> _ZU BEARBEITENDE AUFGABEN_:
a - Von welchem Fonds werden laut dem Textauszug über Humboldt in Kolumbien einige der gut vernetzten Initiativen gefördert?
b - Führe den Textauszug über Humboldt in Kolumbien nach seinem letzten Satz weiter.

> _TEXTAUSZUG_:
====

Wie wird Alexander von Humboldt, der mit der europäischen Brille durch Kolumbien reiste, von der lokalen Bevölkerung gesehen?
Wer sich ein bisschen mit dem Werk Humboldts auskennt, weiß, dass er sich damals schon mit dem Raubbau der Kolonisten an Bevölkerung und Lebensraum kritisch auseinandergesetzt hat. Deshalb wird er in Kolumbien insgesamt sehr positiv gesehen. Außerdem ist er ja lange durch das Land gereist und hat sich intensiv damit beschäftigt. Das macht ihn zu einem guten Paten für viele Themen, die heute dringend und wichtig sind. Trotzdem ist er vor allem den gebildeten Schichten ein Begriff und wir wollen ihn auch in der breiten Bevölkerung noch bekannter machen. Das ist eines unserer großen Ziele für das Projekt.
Welche Ziele haben Sie noch?
Wir wollen die vielen Initiativen zum nachhaltigen Tourismus besser miteinander vernetzen. Zum Beispiel wollen wir sie dabei unterstützen, eine gemeinsame Plattform zu gründen und innerhalb des Landes noch bekannter zu werden. Hier ist die Kommunikation sehr unterschiedlich ausgeprägt. Personen, die etwa an renommierten Unis studieren oder arbeiten, sowie einige Initiativen und Kommunalräte (consejos comunitarios) sind oft gut informiert über aktuelle Entwicklungen und auch in der Forschungswelt ganz gut vernetzt. Sie werden zum Beispiel vom Deutschen Klimaschutzfonds gefördert und tauschen sich in regelmäßigen Treffen mit anderen Gemeinschaften aus. Die Bevölkerung im öffentlichen Bildungssystem oder ohne höheren Bildungsabschluss ist da aber oft komplett außen vor. Wissenschaftskommunikation für diese Gruppe findet fast gar nicht statt. Viele haben zwar täglich mit Naturschutz und mit Tieren zu tun. Initiativen etwa zur Erhaltung von Korallenriffen, Wald oder anderen Lebensräumen erreichen sie aber erst langsam. Darum legen wir großen Wert darauf, auch einfache Zugangswege zu aktueller Forschung zu vermitteln, etwa Videos, Social Media oder Webressourcen, die auch für Leute sichtbar, verständlich und interessant oder ansprechend sind, die nicht so gut lesen können.
Gibt es noch Möglichkeiten, bei der Reise dabei zu sein?
Ja, da gibt es drei Möglichkeiten: Akademikerinnen und Akademiker oder Kunstschaffende können sich bei uns melden und eine Veranstaltung anbieten, wie Lesungen oder Workshops. Denen können wir dann die Reise (teil)finanzieren. Die zweite Möglichkeit ist, dass sich studentische Projekte bei uns melden, die sich in diesem Rahmen vorstellen möchten. Das sollte dann zum Beispiel von der jeweiligen Uni finanziert werden. Außerdem können auch Touristen ganz oder ein Stück mitfahren oder bei einzelnen Programmpunkten dabei sein. Das kostet dann entsprechend dem Reisekomfort, den sich die Leute für diese Zeit wünschen. Wir hoffen aber noch eine vierte Option anbieten zu können, nämlich für Studierende der öffentlichen Universitäten der kolumbianischen Küste. Wir sind also noch auf der Suche nach Finanzierung, um auch dem wissenschaftlichen Nachwuchs aus der Region eine Teilnahme zu ermöglichen.

====

[Annotationen der Elementboxen]

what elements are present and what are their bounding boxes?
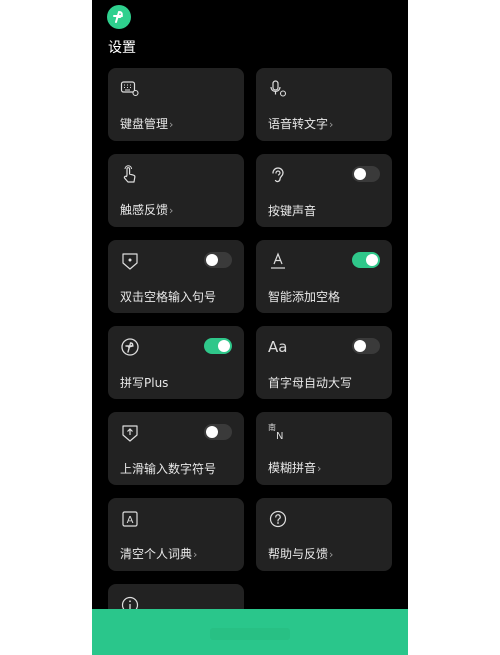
auto-capitalize-card: Aa 首字母自动大写 [256,326,392,399]
double-space-period-card: 双击空格输入句号 [108,240,244,313]
page-title: 设置 [108,40,136,56]
toggle-knob [354,168,366,180]
double-space-toggle[interactable] [204,252,232,268]
chevron-right-icon: › [169,118,174,131]
card-label: 键盘管理› [120,117,174,131]
letter-a-underline-icon [268,251,288,271]
fuzzy-pinyin-card[interactable]: 南 N 模糊拼音› [256,412,392,485]
microphone-settings-icon [268,79,288,99]
card-label: 清空个人词典› [120,547,198,561]
clear-dictionary-card[interactable]: A 清空个人词典› [108,498,244,571]
haptic-feedback-card[interactable]: 触感反馈› [108,154,244,227]
bottom-keyboard-bar [92,609,408,655]
settings-screen: 设置 键盘管理› 语音转文字› 触感反馈› 按键声音 双击空格输入句号 智能添加… [92,0,408,655]
card-label: 触感反馈› [120,203,174,217]
pinyin-plus-card: 拼写Plus [108,326,244,399]
swipe-up-toggle[interactable] [204,424,232,440]
touch-hand-icon [120,165,140,185]
toggle-knob [366,254,378,266]
ear-icon [268,165,288,185]
chevron-right-icon: › [317,462,322,475]
home-indicator[interactable] [210,628,290,640]
swipe-up-key-icon [120,423,140,443]
card-label: 语音转文字› [268,117,334,131]
card-label: 帮助与反馈› [268,547,334,561]
key-sound-card: 按键声音 [256,154,392,227]
card-label: 首字母自动大写 [268,376,353,390]
svg-text:A: A [127,515,134,526]
chevron-right-icon: › [169,204,174,217]
shield-dot-icon [120,251,140,271]
app-logo-icon [107,5,131,29]
auto-capitalize-toggle[interactable] [352,338,380,354]
letter-case-icon: Aa [268,338,288,356]
smart-space-toggle[interactable] [352,252,380,268]
fuzzy-pinyin-icon: 南 N [268,423,288,443]
card-label: 拼写Plus [120,376,169,390]
chevron-right-icon: › [329,118,334,131]
card-label: 智能添加空格 [268,290,341,304]
card-label: 上滑输入数字符号 [120,462,217,476]
boxed-a-icon: A [120,509,140,529]
swipe-up-symbols-card: 上滑输入数字符号 [108,412,244,485]
card-label: 模糊拼音› [268,461,322,475]
pinyin-plus-toggle[interactable] [204,338,232,354]
keyboard-settings-icon [120,79,140,99]
card-label: 双击空格输入句号 [120,290,217,304]
toggle-knob [218,340,230,352]
smart-space-card: 智能添加空格 [256,240,392,313]
keyboard-management-card[interactable]: 键盘管理› [108,68,244,141]
fuzzy-icon-bottom: N [276,431,284,442]
toggle-knob [354,340,366,352]
question-circle-icon [268,509,288,529]
key-sound-toggle[interactable] [352,166,380,182]
chevron-right-icon: › [329,548,334,561]
pinyin-plus-logo-icon [120,337,140,357]
chevron-right-icon: › [193,548,198,561]
toggle-knob [206,426,218,438]
help-feedback-card[interactable]: 帮助与反馈› [256,498,392,571]
card-label: 按键声音 [268,204,317,218]
speech-to-text-card[interactable]: 语音转文字› [256,68,392,141]
toggle-knob [206,254,218,266]
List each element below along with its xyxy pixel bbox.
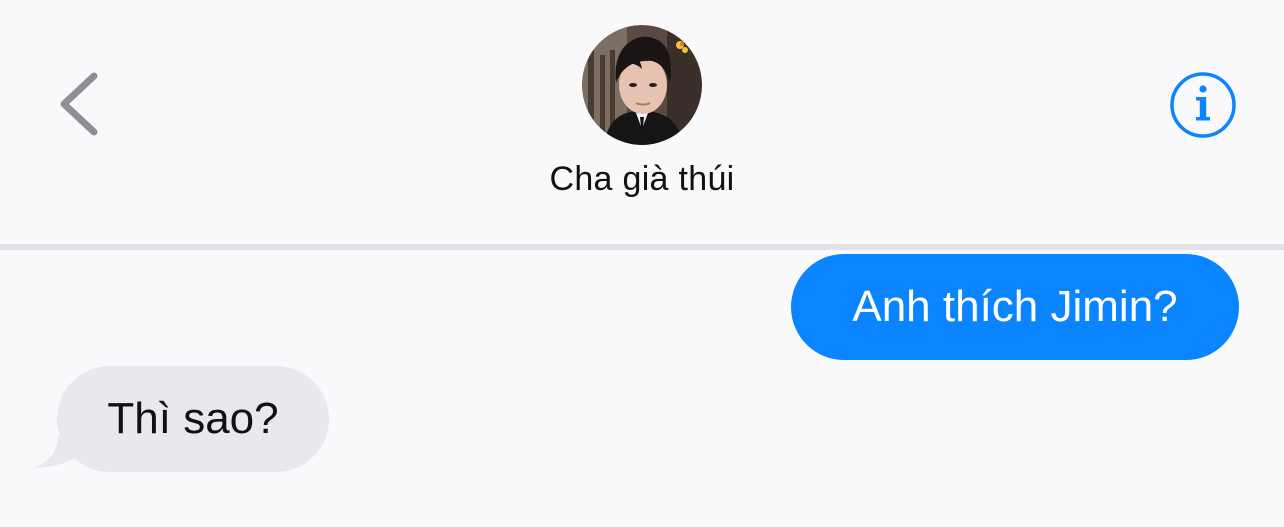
chevron-left-icon [60, 72, 98, 136]
outgoing-message-bubble[interactable]: Anh thích Jimin? [791, 254, 1239, 360]
contact-name[interactable]: Cha già thúi [442, 160, 842, 199]
incoming-message-text: Thì sao? [107, 394, 279, 443]
contact-photo [582, 25, 702, 145]
outgoing-message-text: Anh thích Jimin? [852, 282, 1178, 331]
incoming-message-bubble[interactable]: Thì sao? [57, 366, 329, 472]
contact-avatar[interactable] [582, 25, 702, 145]
conversation-header: Cha già thúi [0, 0, 1284, 246]
info-circle-icon [1170, 72, 1236, 138]
back-button[interactable] [52, 66, 112, 142]
info-button[interactable] [1168, 70, 1238, 140]
header-divider [0, 244, 1284, 250]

====

> _GELÖSTE AUFGABEN_:
a - Vom Deutschen Klimaschutzfonds.

b -
Wie wird das Projekt und die Casa Cultural Colombo Alemana (CCCA) denn insgesamt finanziert?
Die CCCA finanziert sich in der Hauptsache über ihre Deutschkurse und ihre Prüfungs- und Fortbildungsangebote für Deutschlehrkräfte. Sie wird zudem vom Goethe-Institut gefördert und zählt zum Kreis der Kulturgesellschaften. Das Projekt „Ruta Humboldt“ wird wiederum aus vielen verschiedenen Quellen finanziert. Wir bieten den beteiligten Organisationen und Teilnehmenden eine Plattform zur besseren Sichtbarmachung ihrer Anstrengungen sowie Vernetzung mit Gleich- oder Ähnlichgesinnten. So tragen wir auch zur Optimierung ihrer Arbeitsprozesse bei und darum erhalten wir viele Leistungen (von der Kaimantour bis zur Übernachtung) zu Freundschaftspreisen und mit der berühmten kolumbianischen ñapa – dem Freundschafts- oder Sympathiezuschlag. Bei Übernachtungen bieten wir etwa stets drei Preiskategorien: für Studierende, Akademikerinnen und Akademiker und Touristinnen und Touristen an.
Die Botschaft der Bundesrepublik Deutschland in Bogotá fördert den Teil des Projektes, der sich der Zivilgesellschaft zuwendet, das Goethe-Institut fördert die akademisch ausgerichteten Veranstaltungen des Projekts. Einige touristische Teilnehmende finanzieren ihre Mitfahrt selbst, die Universidad del Norte und ein paar andere bieten ihren Akademikerinnen und Akademikern sowie Studierenden Stipendien an. Wir suchen dringend noch weitere Sponsoren, um weiteren von ihnen (vor allem der öffentlichen Unis Kolumbiens, die keine Stipendien anbieten, vielleicht sogar auch aus Deutschland oder Europa) ein Teilstipendium zur Teilnahme anbieten zu können.